### Given task
Could you reproduce every one of the rows below word for word, leaving the pictures out of your answer?

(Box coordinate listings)
↓↓↓

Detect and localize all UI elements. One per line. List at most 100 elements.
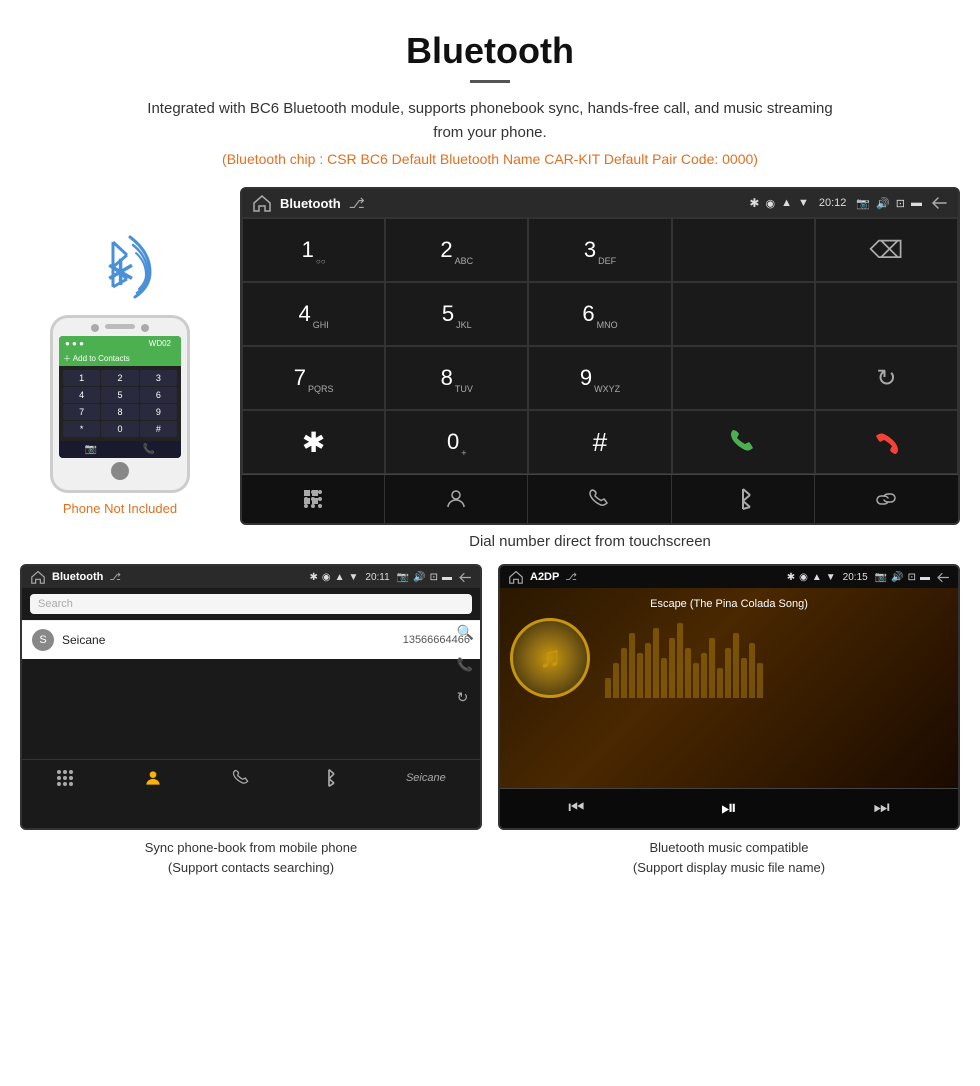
- phone-screen-top: ● ● ● WD02: [59, 336, 181, 351]
- music-album-area: ♫: [510, 618, 948, 698]
- key-empty-4: [672, 346, 815, 410]
- key-3[interactable]: 3DEF: [528, 218, 671, 282]
- location-icon: ◉: [765, 197, 775, 210]
- tech-specs: (Bluetooth chip : CSR BC6 Default Blueto…: [20, 151, 960, 167]
- key-0[interactable]: 0+: [385, 410, 528, 474]
- home-icon[interactable]: [252, 194, 272, 212]
- music-usb-icon: ⎇: [565, 572, 577, 583]
- phone-home-button[interactable]: [111, 462, 129, 480]
- pb-home-icon: [30, 570, 46, 584]
- key-hash[interactable]: #: [528, 410, 671, 474]
- key-2[interactable]: 2ABC: [385, 218, 528, 282]
- pip-icon: ▬: [911, 197, 922, 209]
- back-icon[interactable]: [928, 195, 948, 211]
- link-bottom-icon: [874, 487, 898, 511]
- key-1[interactable]: 1 ○○: [242, 218, 385, 282]
- pb-signal-icon: ▲: [335, 572, 345, 583]
- bluetooth-signal-area: ∗: [75, 217, 165, 307]
- key-refresh[interactable]: ↻: [815, 346, 958, 410]
- dial-caption: Dial number direct from touchscreen: [200, 525, 980, 564]
- grid-icon[interactable]: [242, 475, 385, 523]
- phone-not-included-label: Phone Not Included: [63, 501, 177, 516]
- pb-search-input[interactable]: Search: [30, 594, 472, 614]
- phonebook-caption-text: Sync phone-book from mobile phone(Suppor…: [145, 840, 357, 875]
- music-home-icon: [508, 570, 524, 584]
- music-status-right: ✱ ◉ ▲ ▼ 20:15 📷 🔊 ⊡ ▬: [787, 571, 950, 584]
- song-title: Escape (The Pina Colada Song): [650, 598, 808, 610]
- music-screen: A2DP ⎇ ✱ ◉ ▲ ▼ 20:15 📷 🔊 ⊡ ▬: [498, 564, 960, 830]
- pb-apps-btn[interactable]: [56, 768, 74, 788]
- key-9[interactable]: 9WXYZ: [528, 346, 671, 410]
- camera-icon: 📷: [856, 197, 870, 210]
- pb-empty-area: [22, 659, 480, 759]
- key-5[interactable]: 5JKL: [385, 282, 528, 346]
- phonebook-caption: Sync phone-book from mobile phone(Suppor…: [20, 830, 482, 877]
- phonebook-item: Bluetooth ⎇ ✱ ◉ ▲ ▼ 20:11 📷 🔊 ⊡ ▬: [20, 564, 482, 877]
- pb-cam-icon: 📷: [397, 572, 409, 583]
- key-star[interactable]: ✱: [242, 410, 385, 474]
- pb-usb-icon: ⎇: [109, 572, 121, 583]
- music-bt-icon: ✱: [787, 572, 795, 583]
- pb-person-btn[interactable]: [143, 768, 163, 788]
- phone-bottom-bar: 📷 📞: [59, 441, 181, 458]
- key-call-green[interactable]: [672, 410, 815, 474]
- next-track-btn[interactable]: ⏭: [874, 797, 890, 820]
- pb-status-right: ✱ ◉ ▲ ▼ 20:11 📷 🔊 ⊡ ▬: [309, 571, 472, 584]
- music-caption: Bluetooth music compatible(Support displ…: [498, 830, 960, 877]
- screen-icon: ⊡: [896, 197, 905, 210]
- pb-person-icon: [143, 768, 163, 788]
- music-content: Escape (The Pina Colada Song) ♫: [500, 588, 958, 788]
- key-7[interactable]: 7PQRS: [242, 346, 385, 410]
- key-6[interactable]: 6MNO: [528, 282, 671, 346]
- pb-search-placeholder: Search: [38, 598, 73, 610]
- page-title: Bluetooth: [20, 30, 960, 72]
- pb-search-icon[interactable]: 🔍: [457, 624, 474, 641]
- pb-bottom-bar: Seicane: [22, 759, 480, 796]
- pb-bluetooth-btn[interactable]: [320, 768, 338, 788]
- bluetooth-status-icon: ✱: [749, 196, 759, 210]
- phone-icon[interactable]: [528, 475, 671, 523]
- music-vol-icon: 🔊: [891, 572, 903, 583]
- key-8[interactable]: 8TUV: [385, 346, 528, 410]
- music-time: 20:15: [843, 572, 868, 583]
- svg-text:∗: ∗: [103, 247, 138, 294]
- music-wifi-icon: ▼: [826, 572, 836, 583]
- pb-seicane-btn[interactable]: Seicane: [406, 768, 446, 788]
- bottom-section: Bluetooth ⎇ ✱ ◉ ▲ ▼ 20:11 📷 🔊 ⊡ ▬: [0, 564, 980, 877]
- person-icon: [444, 487, 468, 511]
- pb-bt-icon: ✱: [309, 572, 317, 583]
- pb-time: 20:11: [365, 572, 389, 583]
- music-scrn-icon: ⊡: [908, 572, 916, 583]
- key-4[interactable]: 4GHI: [242, 282, 385, 346]
- phone-bottom-icon: [587, 487, 611, 511]
- pb-search-row: Search: [22, 588, 480, 620]
- music-signal-icon: ▲: [812, 572, 822, 583]
- pb-refresh-icon[interactable]: ↻: [457, 689, 474, 706]
- add-contacts-bar: ＋ Add to Contacts: [59, 351, 181, 366]
- key-call-red[interactable]: [815, 410, 958, 474]
- key-backspace[interactable]: ⌫: [815, 218, 958, 282]
- contact-avatar: S: [32, 629, 54, 651]
- bluetooth-bottom-icon[interactable]: [672, 475, 815, 523]
- phone-keypad: 123 456 789 *0#: [59, 366, 181, 441]
- pb-loc-icon: ◉: [322, 572, 331, 583]
- bluetooth-icon: [732, 487, 754, 511]
- play-pause-btn[interactable]: ⏯: [721, 797, 737, 820]
- pb-content-area: Search S Seicane 13566664466 🔍 📞: [22, 588, 480, 759]
- music-note-icon: ♫: [539, 641, 562, 675]
- pb-app-name: Bluetooth: [52, 571, 103, 583]
- dial-status-bar: Bluetooth ⎇ ✱ ◉ ▲ ▼ 20:12 📷 🔊 ⊡ ▬: [242, 189, 958, 217]
- wifi-icon: ▼: [798, 197, 809, 209]
- prev-track-btn[interactable]: ⏮: [568, 797, 584, 820]
- contact-name: Seicane: [62, 633, 403, 647]
- pb-apps-icon: [56, 769, 74, 787]
- pb-back-icon[interactable]: [456, 571, 472, 584]
- pb-contact-row[interactable]: S Seicane 13566664466: [22, 620, 480, 659]
- link-icon[interactable]: [815, 475, 958, 523]
- phone-mockup: ● ● ● WD02 ＋ Add to Contacts 123 456 789…: [50, 315, 190, 493]
- music-caption-text: Bluetooth music compatible(Support displ…: [633, 840, 825, 875]
- pb-phone-btn[interactable]: [231, 768, 251, 788]
- pb-call-icon[interactable]: 📞: [457, 657, 474, 673]
- music-back-icon[interactable]: [934, 571, 950, 584]
- contacts-icon[interactable]: [385, 475, 528, 523]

↑↑↑

### Exercise solution
Detect and localize all UI elements. One per line. List at most 100 elements.
- phone-screen-top: ● ● ● WD02: [59, 336, 181, 351]
- music-album-area: ♫: [510, 618, 948, 698]
- key-empty-4: [672, 346, 815, 410]
- key-3[interactable]: 3DEF: [528, 218, 671, 282]
- location-icon: ◉: [765, 197, 775, 210]
- tech-specs: (Bluetooth chip : CSR BC6 Default Blueto…: [20, 151, 960, 167]
- key-0[interactable]: 0+: [385, 410, 528, 474]
- home-icon[interactable]: [252, 194, 272, 212]
- music-usb-icon: ⎇: [565, 572, 577, 583]
- phone-home-button[interactable]: [111, 462, 129, 480]
- pb-home-icon: [30, 570, 46, 584]
- key-hash[interactable]: #: [528, 410, 671, 474]
- key-2[interactable]: 2ABC: [385, 218, 528, 282]
- pip-icon: ▬: [911, 197, 922, 209]
- back-icon[interactable]: [928, 195, 948, 211]
- link-bottom-icon: [874, 487, 898, 511]
- key-1[interactable]: 1 ○○: [242, 218, 385, 282]
- pb-signal-icon: ▲: [335, 572, 345, 583]
- bluetooth-signal-area: ∗: [75, 217, 165, 307]
- key-refresh[interactable]: ↻: [815, 346, 958, 410]
- dial-caption: Dial number direct from touchscreen: [200, 525, 980, 564]
- grid-icon[interactable]: [242, 475, 385, 523]
- phone-not-included-label: Phone Not Included: [63, 501, 177, 516]
- pb-search-input[interactable]: Search: [30, 594, 472, 614]
- phonebook-caption-text: Sync phone-book from mobile phone(Suppor…: [145, 840, 357, 875]
- music-home-icon: [508, 570, 524, 584]
- music-status-right: ✱ ◉ ▲ ▼ 20:15 📷 🔊 ⊡ ▬: [787, 571, 950, 584]
- song-title: Escape (The Pina Colada Song): [650, 598, 808, 610]
- music-screen: A2DP ⎇ ✱ ◉ ▲ ▼ 20:15 📷 🔊 ⊡ ▬: [498, 564, 960, 830]
- pb-apps-btn[interactable]: [56, 768, 74, 788]
- key-9[interactable]: 9WXYZ: [528, 346, 671, 410]
- camera-icon: 📷: [856, 197, 870, 210]
- pb-empty-area: [22, 659, 480, 759]
- key-5[interactable]: 5JKL: [385, 282, 528, 346]
- phonebook-caption: Sync phone-book from mobile phone(Suppor…: [20, 830, 482, 877]
- phonebook-item: Bluetooth ⎇ ✱ ◉ ▲ ▼ 20:11 📷 🔊 ⊡ ▬: [20, 564, 482, 877]
- pb-cam-icon: 📷: [397, 572, 409, 583]
- key-star[interactable]: ✱: [242, 410, 385, 474]
- pb-usb-icon: ⎇: [109, 572, 121, 583]
- music-bt-icon: ✱: [787, 572, 795, 583]
- pb-person-btn[interactable]: [143, 768, 163, 788]
- phone-bottom-bar: 📷 📞: [59, 441, 181, 458]
- key-call-green[interactable]: [672, 410, 815, 474]
- next-track-btn[interactable]: ⏭: [874, 797, 890, 820]
- pb-status-right: ✱ ◉ ▲ ▼ 20:11 📷 🔊 ⊡ ▬: [309, 571, 472, 584]
- music-caption: Bluetooth music compatible(Support displ…: [498, 830, 960, 877]
- screen-icon: ⊡: [896, 197, 905, 210]
- pb-person-icon: [143, 768, 163, 788]
- music-content: Escape (The Pina Colada Song) ♫: [500, 588, 958, 788]
- key-7[interactable]: 7PQRS: [242, 346, 385, 410]
- key-6[interactable]: 6MNO: [528, 282, 671, 346]
- pb-search-placeholder: Search: [38, 598, 73, 610]
- page-title: Bluetooth: [20, 30, 960, 72]
- pb-search-icon[interactable]: 🔍: [457, 624, 474, 641]
- pb-bottom-bar: Seicane: [22, 759, 480, 796]
- pb-bluetooth-btn[interactable]: [320, 768, 338, 788]
- bluetooth-status-icon: ✱: [749, 196, 759, 210]
- phone-icon[interactable]: [528, 475, 671, 523]
- music-vol-icon: 🔊: [891, 572, 903, 583]
- key-8[interactable]: 8TUV: [385, 346, 528, 410]
- music-time: 20:15: [843, 572, 868, 583]
- svg-text:∗: ∗: [103, 247, 138, 294]
- music-wifi-icon: ▼: [826, 572, 836, 583]
- pb-seicane-btn[interactable]: Seicane: [406, 768, 446, 788]
- bottom-section: Bluetooth ⎇ ✱ ◉ ▲ ▼ 20:11 📷 🔊 ⊡ ▬: [0, 564, 980, 877]
- person-icon: [444, 487, 468, 511]
- pb-bt-icon: ✱: [309, 572, 317, 583]
- pb-time: 20:11: [365, 572, 389, 583]
- music-scrn-icon: ⊡: [908, 572, 916, 583]
- key-4[interactable]: 4GHI: [242, 282, 385, 346]
- phone-bottom-icon: [587, 487, 611, 511]
- pb-search-row: Search: [22, 588, 480, 620]
- music-signal-icon: ▲: [812, 572, 822, 583]
- pb-refresh-icon[interactable]: ↻: [457, 689, 474, 706]
- add-contacts-bar: ＋ Add to Contacts: [59, 351, 181, 366]
- key-call-red[interactable]: [815, 410, 958, 474]
- key-backspace[interactable]: ⌫: [815, 218, 958, 282]
- contact-avatar: S: [32, 629, 54, 651]
- bluetooth-bottom-icon[interactable]: [672, 475, 815, 523]
- phone-keypad: 123 456 789 *0#: [59, 366, 181, 441]
- pb-loc-icon: ◉: [322, 572, 331, 583]
- bluetooth-icon: [732, 487, 754, 511]
- play-pause-btn[interactable]: ⏯: [721, 797, 737, 820]
- pb-content-area: Search S Seicane 13566664466 🔍 📞: [22, 588, 480, 759]
- music-note-icon: ♫: [539, 641, 562, 675]
- pb-app-name: Bluetooth: [52, 571, 103, 583]
- dial-status-bar: Bluetooth ⎇ ✱ ◉ ▲ ▼ 20:12 📷 🔊 ⊡ ▬: [242, 189, 958, 217]
- wifi-icon: ▼: [798, 197, 809, 209]
- prev-track-btn[interactable]: ⏮: [568, 797, 584, 820]
- contact-name: Seicane: [62, 633, 403, 647]
- pb-apps-icon: [56, 769, 74, 787]
- pb-back-icon[interactable]: [456, 571, 472, 584]
- pb-contact-row[interactable]: S Seicane 13566664466: [22, 620, 480, 659]
- link-icon[interactable]: [815, 475, 958, 523]
- phone-mockup: ● ● ● WD02 ＋ Add to Contacts 123 456 789…: [50, 315, 190, 493]
- music-caption-text: Bluetooth music compatible(Support displ…: [633, 840, 825, 875]
- pb-phone-btn[interactable]: [231, 768, 251, 788]
- pb-call-icon[interactable]: 📞: [457, 657, 474, 673]
- music-back-icon[interactable]: [934, 571, 950, 584]
- contacts-icon[interactable]: [385, 475, 528, 523]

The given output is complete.